● Set task
Images appear in the records below; leave them out and repeat everything else exactly.

● Supplied data
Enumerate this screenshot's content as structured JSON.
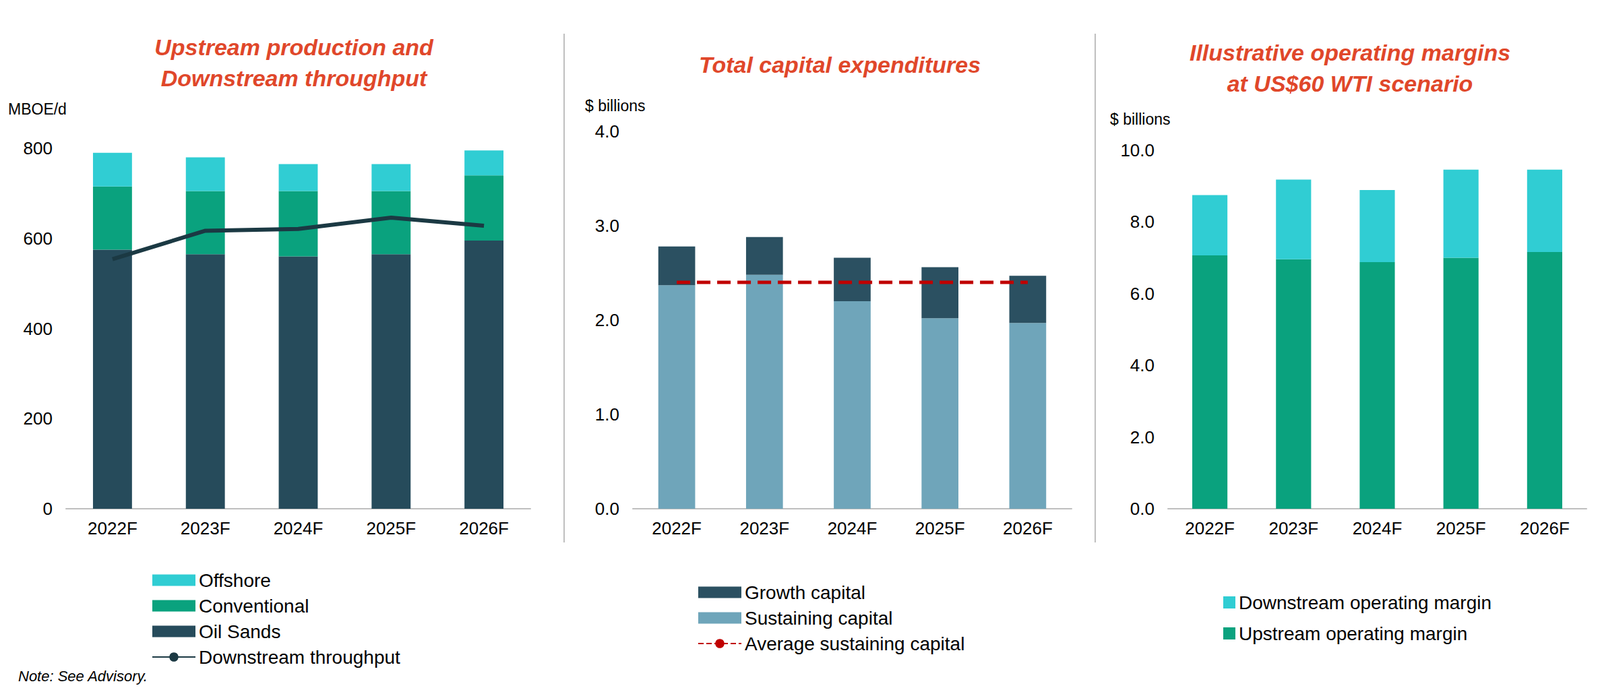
{
  "chart_data": [
    {
      "type": "bar",
      "title": "Upstream production and\nDownstream throughput",
      "y_label": "MBOE/d",
      "categories": [
        "2022F",
        "2023F",
        "2024F",
        "2025F",
        "2026F"
      ],
      "series": [
        {
          "name": "Offshore",
          "color": "#30cdd3",
          "values": [
            75,
            75,
            60,
            60,
            55
          ]
        },
        {
          "name": "Conventional",
          "color": "#0aa27e",
          "values": [
            140,
            140,
            145,
            140,
            145
          ]
        },
        {
          "name": "Oil Sands",
          "color": "#264b5b",
          "values": [
            575,
            565,
            560,
            565,
            595
          ]
        },
        {
          "name": "Downstream throughput",
          "type": "line",
          "color": "#1b3943",
          "line_style": "solid",
          "values": [
            554,
            617,
            621,
            646,
            628
          ]
        }
      ],
      "ylim": [
        0,
        800
      ],
      "yticks": [
        0,
        200,
        400,
        600,
        800
      ],
      "grid": false,
      "stacked": true,
      "legend": "bottom"
    },
    {
      "type": "bar",
      "title": "Total capital expenditures",
      "y_label": "$ billions",
      "categories": [
        "2022F",
        "2023F",
        "2024F",
        "2025F",
        "2026F"
      ],
      "series": [
        {
          "name": "Growth capital",
          "color": "#2b5061",
          "values": [
            0.41,
            0.4,
            0.46,
            0.54,
            0.5
          ]
        },
        {
          "name": "Sustaining capital",
          "color": "#6fa5ba",
          "values": [
            2.37,
            2.48,
            2.2,
            2.02,
            1.97
          ]
        },
        {
          "name": "Average sustaining capital",
          "type": "line",
          "color": "#c00000",
          "line_style": "dashed",
          "values": [
            2.4,
            2.4,
            2.4,
            2.4,
            2.4
          ]
        }
      ],
      "ylim": [
        0,
        4
      ],
      "yticks": [
        {
          "value": 0,
          "label": "0.0"
        },
        {
          "value": 1,
          "label": "1.0"
        },
        {
          "value": 2,
          "label": "2.0"
        },
        {
          "value": 3,
          "label": "3.0"
        },
        {
          "value": 4,
          "label": "4.0"
        }
      ],
      "grid": false,
      "stacked": true,
      "legend": "bottom"
    },
    {
      "type": "bar",
      "title": "Illustrative operating margins\nat US$60 WTI scenario",
      "y_label": "$ billions",
      "categories": [
        "2022F",
        "2023F",
        "2024F",
        "2025F",
        "2026F"
      ],
      "series": [
        {
          "name": "Downstream operating margin",
          "color": "#30cdd3",
          "values": [
            1.68,
            2.22,
            2.01,
            2.46,
            2.3
          ]
        },
        {
          "name": "Upstream operating margin",
          "color": "#0aa27e",
          "values": [
            7.07,
            6.96,
            6.88,
            7.0,
            7.16
          ]
        }
      ],
      "ylim": [
        0,
        10
      ],
      "yticks": [
        {
          "value": 0,
          "label": "0.0"
        },
        {
          "value": 2,
          "label": "2.0"
        },
        {
          "value": 4,
          "label": "4.0"
        },
        {
          "value": 6,
          "label": "6.0"
        },
        {
          "value": 8,
          "label": "8.0"
        },
        {
          "value": 10,
          "label": "10.0"
        }
      ],
      "grid": false,
      "stacked": true,
      "legend": "bottom"
    }
  ],
  "note": "Note: See Advisory."
}
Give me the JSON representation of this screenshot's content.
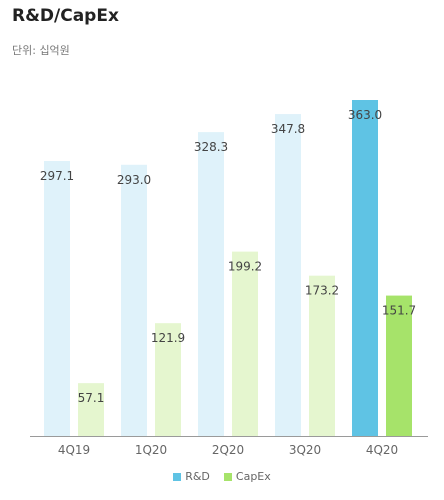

● Task answer
Enumerate this screenshot's content as structured JSON.
{
  "chart_data": [
    {
      "type": "bar",
      "title": "Upstream production and\nDownstream throughput",
      "y_label": "MBOE/d",
      "categories": [
        "2022F",
        "2023F",
        "2024F",
        "2025F",
        "2026F"
      ],
      "series": [
        {
          "name": "Offshore",
          "color": "#30cdd3",
          "values": [
            75,
            75,
            60,
            60,
            55
          ]
        },
        {
          "name": "Conventional",
          "color": "#0aa27e",
          "values": [
            140,
            140,
            145,
            140,
            145
          ]
        },
        {
          "name": "Oil Sands",
          "color": "#264b5b",
          "values": [
            575,
            565,
            560,
            565,
            595
          ]
        },
        {
          "name": "Downstream throughput",
          "type": "line",
          "color": "#1b3943",
          "line_style": "solid",
          "values": [
            554,
            617,
            621,
            646,
            628
          ]
        }
      ],
      "ylim": [
        0,
        800
      ],
      "yticks": [
        0,
        200,
        400,
        600,
        800
      ],
      "grid": false,
      "stacked": true,
      "legend": "bottom"
    },
    {
      "type": "bar",
      "title": "Total capital expenditures",
      "y_label": "$ billions",
      "categories": [
        "2022F",
        "2023F",
        "2024F",
        "2025F",
        "2026F"
      ],
      "series": [
        {
          "name": "Growth capital",
          "color": "#2b5061",
          "values": [
            0.41,
            0.4,
            0.46,
            0.54,
            0.5
          ]
        },
        {
          "name": "Sustaining capital",
          "color": "#6fa5ba",
          "values": [
            2.37,
            2.48,
            2.2,
            2.02,
            1.97
          ]
        },
        {
          "name": "Average sustaining capital",
          "type": "line",
          "color": "#c00000",
          "line_style": "dashed",
          "values": [
            2.4,
            2.4,
            2.4,
            2.4,
            2.4
          ]
        }
      ],
      "ylim": [
        0,
        4
      ],
      "yticks": [
        {
          "value": 0,
          "label": "0.0"
        },
        {
          "value": 1,
          "label": "1.0"
        },
        {
          "value": 2,
          "label": "2.0"
        },
        {
          "value": 3,
          "label": "3.0"
        },
        {
          "value": 4,
          "label": "4.0"
        }
      ],
      "grid": false,
      "stacked": true,
      "legend": "bottom"
    },
    {
      "type": "bar",
      "title": "Illustrative operating margins\nat US$60 WTI scenario",
      "y_label": "$ billions",
      "categories": [
        "2022F",
        "2023F",
        "2024F",
        "2025F",
        "2026F"
      ],
      "series": [
        {
          "name": "Downstream operating margin",
          "color": "#30cdd3",
          "values": [
            1.68,
            2.22,
            2.01,
            2.46,
            2.3
          ]
        },
        {
          "name": "Upstream operating margin",
          "color": "#0aa27e",
          "values": [
            7.07,
            6.96,
            6.88,
            7.0,
            7.16
          ]
        }
      ],
      "ylim": [
        0,
        10
      ],
      "yticks": [
        {
          "value": 0,
          "label": "0.0"
        },
        {
          "value": 2,
          "label": "2.0"
        },
        {
          "value": 4,
          "label": "4.0"
        },
        {
          "value": 6,
          "label": "6.0"
        },
        {
          "value": 8,
          "label": "8.0"
        },
        {
          "value": 10,
          "label": "10.0"
        }
      ],
      "grid": false,
      "stacked": true,
      "legend": "bottom"
    }
  ],
  "note": "Note: See Advisory."
}
Give me the JSON representation of this screenshot's content.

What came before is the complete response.